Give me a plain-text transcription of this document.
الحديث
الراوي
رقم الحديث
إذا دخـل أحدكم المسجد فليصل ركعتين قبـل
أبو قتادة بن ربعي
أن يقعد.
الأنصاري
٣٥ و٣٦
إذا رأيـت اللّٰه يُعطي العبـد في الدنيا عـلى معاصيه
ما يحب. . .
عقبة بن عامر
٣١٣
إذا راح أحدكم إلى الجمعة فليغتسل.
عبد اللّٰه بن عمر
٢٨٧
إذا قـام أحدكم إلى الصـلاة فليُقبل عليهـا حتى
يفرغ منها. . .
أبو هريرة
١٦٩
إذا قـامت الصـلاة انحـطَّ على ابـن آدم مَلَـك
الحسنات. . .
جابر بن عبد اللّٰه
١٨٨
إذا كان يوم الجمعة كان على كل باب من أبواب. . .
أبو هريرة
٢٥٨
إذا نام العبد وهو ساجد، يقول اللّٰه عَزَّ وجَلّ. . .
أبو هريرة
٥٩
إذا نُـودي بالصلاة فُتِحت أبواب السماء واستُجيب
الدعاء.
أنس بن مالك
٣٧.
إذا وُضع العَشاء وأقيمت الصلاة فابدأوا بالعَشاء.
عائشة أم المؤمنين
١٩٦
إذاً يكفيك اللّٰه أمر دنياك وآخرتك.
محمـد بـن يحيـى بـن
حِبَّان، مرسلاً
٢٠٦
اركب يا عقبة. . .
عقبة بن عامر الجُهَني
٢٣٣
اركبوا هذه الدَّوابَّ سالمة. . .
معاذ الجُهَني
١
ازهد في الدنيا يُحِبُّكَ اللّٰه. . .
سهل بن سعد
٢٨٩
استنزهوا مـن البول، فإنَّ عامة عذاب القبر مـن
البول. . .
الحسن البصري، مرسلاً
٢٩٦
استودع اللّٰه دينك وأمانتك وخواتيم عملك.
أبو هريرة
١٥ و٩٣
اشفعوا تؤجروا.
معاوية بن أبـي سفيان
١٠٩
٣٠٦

_Brief_
Would you restate each of the entries word for word?

_Result for this task_
Give me a plain-text transcription of this document.
الحديث
الراوي
رقم الحديث
إذا دخـل أحدكم المسجد فليصل ركعتين قبـل
أبو قتادة بن ربعي
أن يقعد.
الأنصاري
٣٥ و٣٦
إذا رأيـت اللّٰه يُعطي العبـد في الدنيا عـلى معاصيه
ما يحب. . .
عقبة بن عامر
٣١٣
إذا راح أحدكم إلى الجمعة فليغتسل.
عبد اللّٰه بن عمر
٢٨٧
إذا قـام أحدكم إلى الصـلاة فليُقبل عليهـا حتى
يفرغ منها. . .
أبو هريرة
١٦٩
إذا قـامت الصـلاة انحـطَّ على ابـن آدم مَلَـك
الحسنات. . .
جابر بن عبد اللّٰه
١٨٨
إذا كان يوم الجمعة كان على كل باب من أبواب. . .
أبو هريرة
٢٥٨
إذا نام العبد وهو ساجد، يقول اللّٰه عَزَّ وجَلّ. . .
أبو هريرة
٥٩
إذا نُـودي بالصلاة فُتِحت أبواب السماء واستُجيب
الدعاء.
أنس بن مالك
٣٧.
إذا وُضع العَشاء وأقيمت الصلاة فابدأوا بالعَشاء.
عائشة أم المؤمنين
١٩٦
إذاً يكفيك اللّٰه أمر دنياك وآخرتك.
محمـد بـن يحيـى بـن
حِبَّان، مرسلاً
٢٠٦
اركب يا عقبة. . .
عقبة بن عامر الجُهَني
٢٣٣
اركبوا هذه الدَّوابَّ سالمة. . .
معاذ الجُهَني
١
ازهد في الدنيا يُحِبُّكَ اللّٰه. . .
سهل بن سعد
٢٨٩
استنزهوا مـن البول، فإنَّ عامة عذاب القبر مـن
البول. . .
الحسن البصري، مرسلاً
٢٩٦
استودع اللّٰه دينك وأمانتك وخواتيم عملك.
أبو هريرة
١٥ و٩٣
اشفعوا تؤجروا.
معاوية بن أبـي سفيان
١٠٩
٣٠٦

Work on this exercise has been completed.